*DIRECTION*.
Print the entries below word for word; the pictures stay out of your copy.

*EXTRACTED INFORMATION*.
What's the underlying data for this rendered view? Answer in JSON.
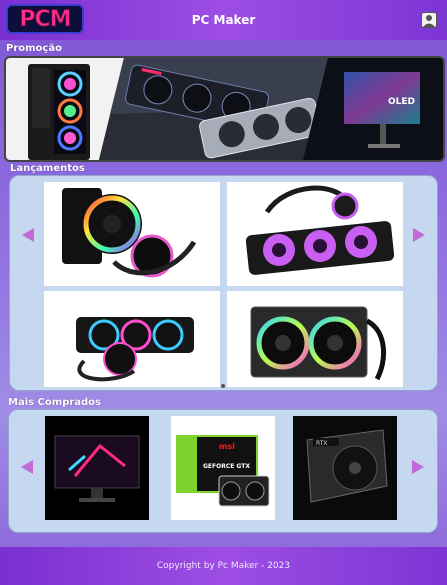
{
  "header": {
    "logo_text": "PCM",
    "title": "PC Maker",
    "user_icon": "user-icon"
  },
  "sections": {
    "promo": "Promoção",
    "launches": "Lançamentos",
    "top": "Mais Comprados"
  },
  "promo": {
    "images": [
      "pc-case-rgb",
      "graphics-cards",
      "oled-monitor"
    ],
    "monitor_text": "OLED"
  },
  "launches": {
    "products": [
      "rgb-water-cooler-single-fan",
      "rgb-water-cooler-triple-fan-purple",
      "rgb-water-cooler-triple-fan-black",
      "rgb-water-cooler-dual-fan"
    ],
    "prev_icon": "chevron-left-icon",
    "next_icon": "chevron-right-icon"
  },
  "top": {
    "products": [
      "gaming-monitor",
      "msi-geforce-gtx-box",
      "nvidia-rtx-card"
    ],
    "box_brand": "msi",
    "box_model": "GEFORCE GTX"
  },
  "footer": {
    "text": "Copyright by Pc Maker - 2023"
  },
  "colors": {
    "header": "#8b3fdb",
    "panel": "#c6d8ef",
    "arrow": "#c36ad8"
  }
}
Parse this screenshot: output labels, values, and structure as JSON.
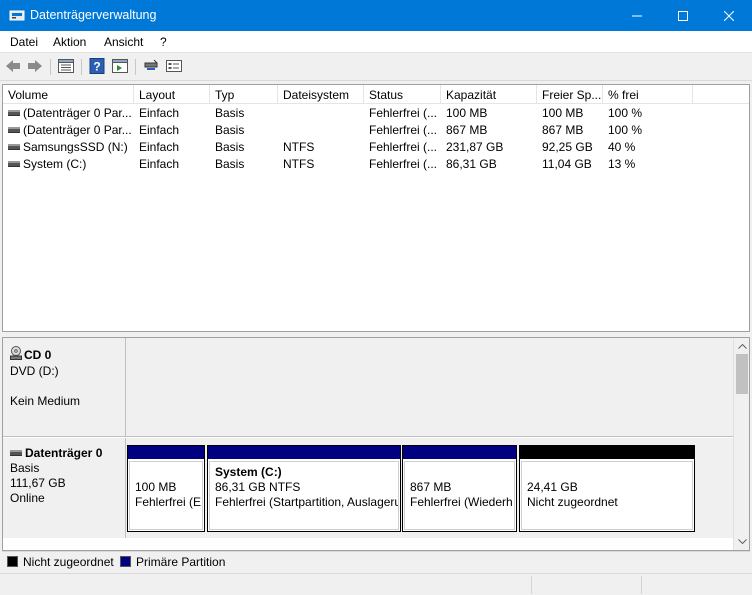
{
  "window": {
    "title": "Datenträgerverwaltung",
    "accent": "#0078d7"
  },
  "menu": [
    "Datei",
    "Aktion",
    "Ansicht",
    "?"
  ],
  "toolbar_icons": [
    "back-arrow-icon",
    "forward-arrow-icon",
    "list-view-icon",
    "help-icon",
    "properties-icon",
    "connect-icon",
    "settings-icon"
  ],
  "volumes": {
    "columns": [
      "Volume",
      "Layout",
      "Typ",
      "Dateisystem",
      "Status",
      "Kapazität",
      "Freier Sp...",
      "% frei"
    ],
    "rows": [
      [
        "(Datenträger 0 Par...",
        "Einfach",
        "Basis",
        "",
        "Fehlerfrei (...",
        "100 MB",
        "100 MB",
        "100 %"
      ],
      [
        "(Datenträger 0 Par...",
        "Einfach",
        "Basis",
        "",
        "Fehlerfrei (...",
        "867 MB",
        "867 MB",
        "100 %"
      ],
      [
        "SamsungsSSD (N:)",
        "Einfach",
        "Basis",
        "NTFS",
        "Fehlerfrei (...",
        "231,87 GB",
        "92,25 GB",
        "40 %"
      ],
      [
        "System (C:)",
        "Einfach",
        "Basis",
        "NTFS",
        "Fehlerfrei (...",
        "86,31 GB",
        "11,04 GB",
        "13 %"
      ]
    ]
  },
  "disks": {
    "cd0": {
      "name": "CD 0",
      "drive": "DVD (D:)",
      "media": "Kein Medium"
    },
    "disk0": {
      "name": "Datenträger 0",
      "type": "Basis",
      "size": "111,67 GB",
      "state": "Online",
      "partitions": [
        {
          "name": "",
          "size": "100 MB",
          "status": "Fehlerfrei (E",
          "color": "#000080"
        },
        {
          "name": "System  (C:)",
          "size": "86,31 GB NTFS",
          "status": "Fehlerfrei (Startpartition, Auslageru",
          "color": "#000080"
        },
        {
          "name": "",
          "size": "867 MB",
          "status": "Fehlerfrei (Wiederh",
          "color": "#000080"
        },
        {
          "name": "",
          "size": "24,41 GB",
          "status": "Nicht zugeordnet",
          "color": "#000000"
        }
      ]
    }
  },
  "legend": [
    {
      "label": "Nicht zugeordnet",
      "color": "#000000"
    },
    {
      "label": "Primäre Partition",
      "color": "#000080"
    }
  ]
}
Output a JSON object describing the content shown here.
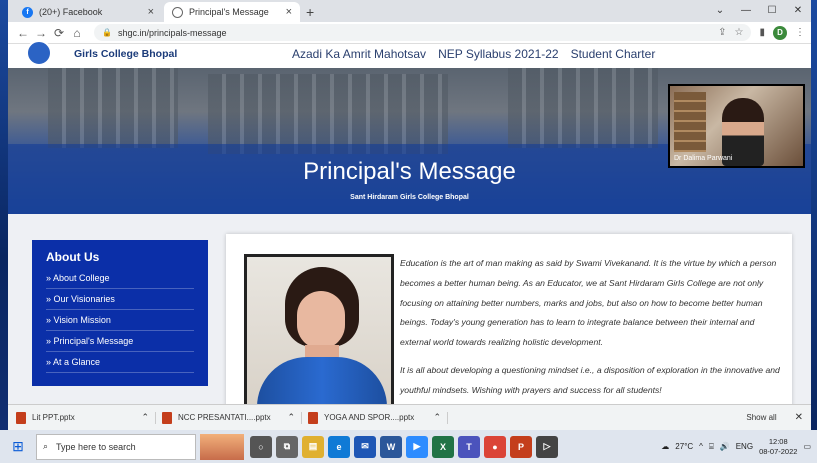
{
  "browser": {
    "tabs": [
      {
        "label": "(20+) Facebook",
        "icon": "facebook-icon"
      },
      {
        "label": "Principal's Message",
        "icon": "globe-icon"
      }
    ],
    "url": "shgc.in/principals-message",
    "profile_initial": "D"
  },
  "site": {
    "brand": "Girls College Bhopal",
    "nav": [
      "Azadi Ka Amrit Mahotsav",
      "NEP Syllabus 2021-22",
      "Student Charter"
    ],
    "hero_title": "Principal's Message",
    "hero_subtitle": "Sant Hirdaram Girls College Bhopal",
    "video_name": "Dr Dalima Parwani"
  },
  "sidebar": {
    "title": "About Us",
    "items": [
      "» About College",
      "» Our Visionaries",
      "» Vision Mission",
      "» Principal's Message",
      "» At a Glance"
    ]
  },
  "message": {
    "p1": "Education is the art of man making as said by Swami Vivekanand. It is the virtue by which a person becomes a better human being. As an Educator, we at Sant Hirdaram Girls College are not only focusing on attaining better numbers, marks and jobs, but also on how to become better human beings. Today's young generation has to learn to integrate balance between their internal and external world towards realizing holistic development.",
    "p2": "It is all about developing a questioning mindset i.e., a disposition of exploration in the innovative and youthful mindsets. Wishing with prayers and success for all students!"
  },
  "downloads": {
    "files": [
      "Lit PPT.pptx",
      "NCC PRESANTATI....pptx",
      "YOGA AND SPOR....pptx"
    ],
    "show_all": "Show all"
  },
  "taskbar": {
    "search_placeholder": "Type here to search",
    "weather": "27°C",
    "lang": "ENG",
    "time": "12:08",
    "date": "08-07-2022"
  },
  "colors": {
    "sidebar_bg": "#0b2fa8",
    "brand_blue": "#1b3b7a"
  }
}
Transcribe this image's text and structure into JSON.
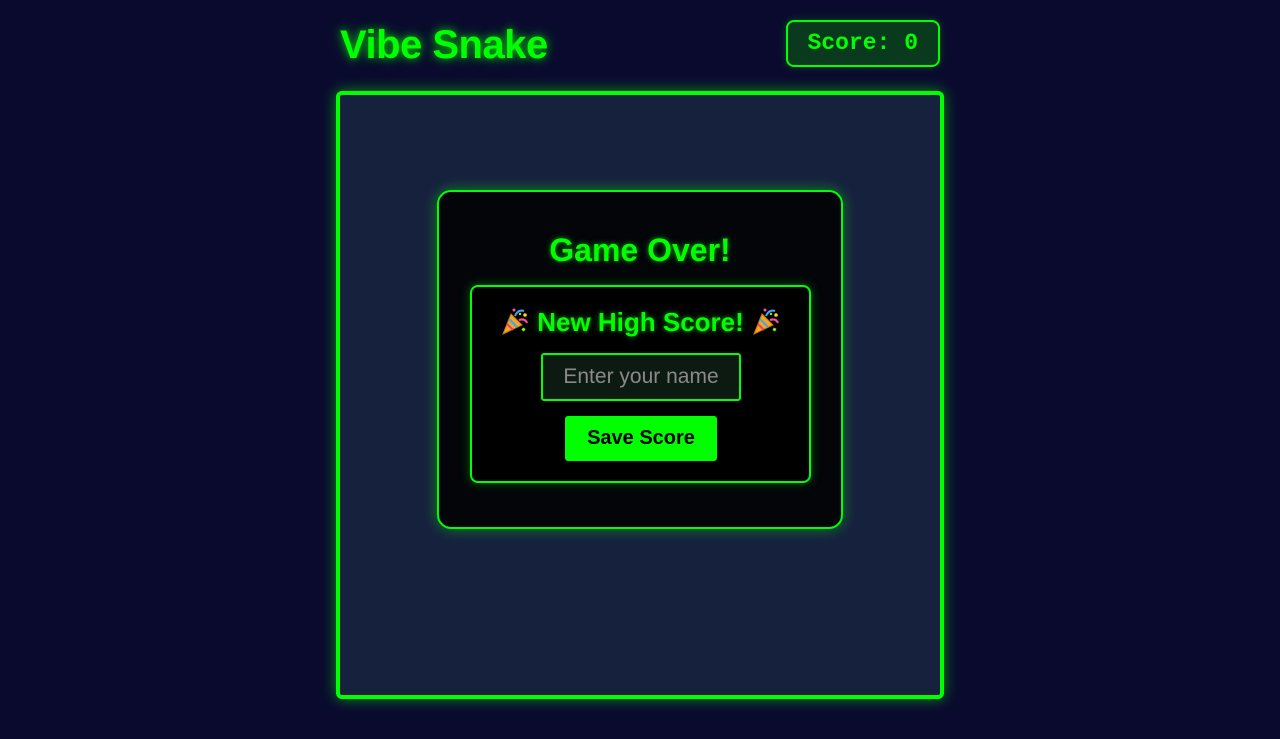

*CORRECT OUTPUT*.
What's the underlying data for this rendered view? Answer in JSON.
{
  "header": {
    "logo_text": "PCM",
    "title": "PC Maker",
    "user_icon": "user-icon"
  },
  "sections": {
    "promo": "Promoção",
    "launches": "Lançamentos",
    "top": "Mais Comprados"
  },
  "promo": {
    "images": [
      "pc-case-rgb",
      "graphics-cards",
      "oled-monitor"
    ],
    "monitor_text": "OLED"
  },
  "launches": {
    "products": [
      "rgb-water-cooler-single-fan",
      "rgb-water-cooler-triple-fan-purple",
      "rgb-water-cooler-triple-fan-black",
      "rgb-water-cooler-dual-fan"
    ],
    "prev_icon": "chevron-left-icon",
    "next_icon": "chevron-right-icon"
  },
  "top": {
    "products": [
      "gaming-monitor",
      "msi-geforce-gtx-box",
      "nvidia-rtx-card"
    ],
    "box_brand": "msi",
    "box_model": "GEFORCE GTX"
  },
  "footer": {
    "text": "Copyright by Pc Maker - 2023"
  },
  "colors": {
    "header": "#8b3fdb",
    "panel": "#c6d8ef",
    "arrow": "#c36ad8"
  }
}
Parse this screenshot: output labels, values, and structure as JSON.
{
  "window": {
    "title": "Datenträgerverwaltung",
    "accent": "#0078d7"
  },
  "menu": [
    "Datei",
    "Aktion",
    "Ansicht",
    "?"
  ],
  "toolbar_icons": [
    "back-arrow-icon",
    "forward-arrow-icon",
    "list-view-icon",
    "help-icon",
    "properties-icon",
    "connect-icon",
    "settings-icon"
  ],
  "volumes": {
    "columns": [
      "Volume",
      "Layout",
      "Typ",
      "Dateisystem",
      "Status",
      "Kapazität",
      "Freier Sp...",
      "% frei"
    ],
    "rows": [
      [
        "(Datenträger 0 Par...",
        "Einfach",
        "Basis",
        "",
        "Fehlerfrei (...",
        "100 MB",
        "100 MB",
        "100 %"
      ],
      [
        "(Datenträger 0 Par...",
        "Einfach",
        "Basis",
        "",
        "Fehlerfrei (...",
        "867 MB",
        "867 MB",
        "100 %"
      ],
      [
        "SamsungsSSD (N:)",
        "Einfach",
        "Basis",
        "NTFS",
        "Fehlerfrei (...",
        "231,87 GB",
        "92,25 GB",
        "40 %"
      ],
      [
        "System (C:)",
        "Einfach",
        "Basis",
        "NTFS",
        "Fehlerfrei (...",
        "86,31 GB",
        "11,04 GB",
        "13 %"
      ]
    ]
  },
  "disks": {
    "cd0": {
      "name": "CD 0",
      "drive": "DVD (D:)",
      "media": "Kein Medium"
    },
    "disk0": {
      "name": "Datenträger 0",
      "type": "Basis",
      "size": "111,67 GB",
      "state": "Online",
      "partitions": [
        {
          "name": "",
          "size": "100 MB",
          "status": "Fehlerfrei (E",
          "color": "#000080"
        },
        {
          "name": "System  (C:)",
          "size": "86,31 GB NTFS",
          "status": "Fehlerfrei (Startpartition, Auslageru",
          "color": "#000080"
        },
        {
          "name": "",
          "size": "867 MB",
          "status": "Fehlerfrei (Wiederh",
          "color": "#000080"
        },
        {
          "name": "",
          "size": "24,41 GB",
          "status": "Nicht zugeordnet",
          "color": "#000000"
        }
      ]
    }
  },
  "legend": [
    {
      "label": "Nicht zugeordnet",
      "color": "#000000"
    },
    {
      "label": "Primäre Partition",
      "color": "#000080"
    }
  ]
}
Output a JSON object describing the content shown here.
{
  "browser": {
    "tabs": [
      {
        "label": "(20+) Facebook",
        "icon": "facebook-icon"
      },
      {
        "label": "Principal's Message",
        "icon": "globe-icon"
      }
    ],
    "url": "shgc.in/principals-message",
    "profile_initial": "D"
  },
  "site": {
    "brand": "Girls College Bhopal",
    "nav": [
      "Azadi Ka Amrit Mahotsav",
      "NEP Syllabus 2021-22",
      "Student Charter"
    ],
    "hero_title": "Principal's Message",
    "hero_subtitle": "Sant Hirdaram Girls College Bhopal",
    "video_name": "Dr Dalima Parwani"
  },
  "sidebar": {
    "title": "About Us",
    "items": [
      "» About College",
      "» Our Visionaries",
      "» Vision Mission",
      "» Principal's Message",
      "» At a Glance"
    ]
  },
  "message": {
    "p1": "Education is the art of man making as said by Swami Vivekanand. It is the virtue by which a person becomes a better human being. As an Educator, we at Sant Hirdaram Girls College are not only focusing on attaining better numbers, marks and jobs, but also on how to become better human beings. Today's young generation has to learn to integrate balance between their internal and external world towards realizing holistic development.",
    "p2": "It is all about developing a questioning mindset i.e., a disposition of exploration in the innovative and youthful mindsets. Wishing with prayers and success for all students!"
  },
  "downloads": {
    "files": [
      "Lit PPT.pptx",
      "NCC PRESANTATI....pptx",
      "YOGA AND SPOR....pptx"
    ],
    "show_all": "Show all"
  },
  "taskbar": {
    "search_placeholder": "Type here to search",
    "weather": "27°C",
    "lang": "ENG",
    "time": "12:08",
    "date": "08-07-2022"
  },
  "colors": {
    "sidebar_bg": "#0b2fa8",
    "brand_blue": "#1b3b7a"
  }
}
Transcribe this image's text and structure into JSON.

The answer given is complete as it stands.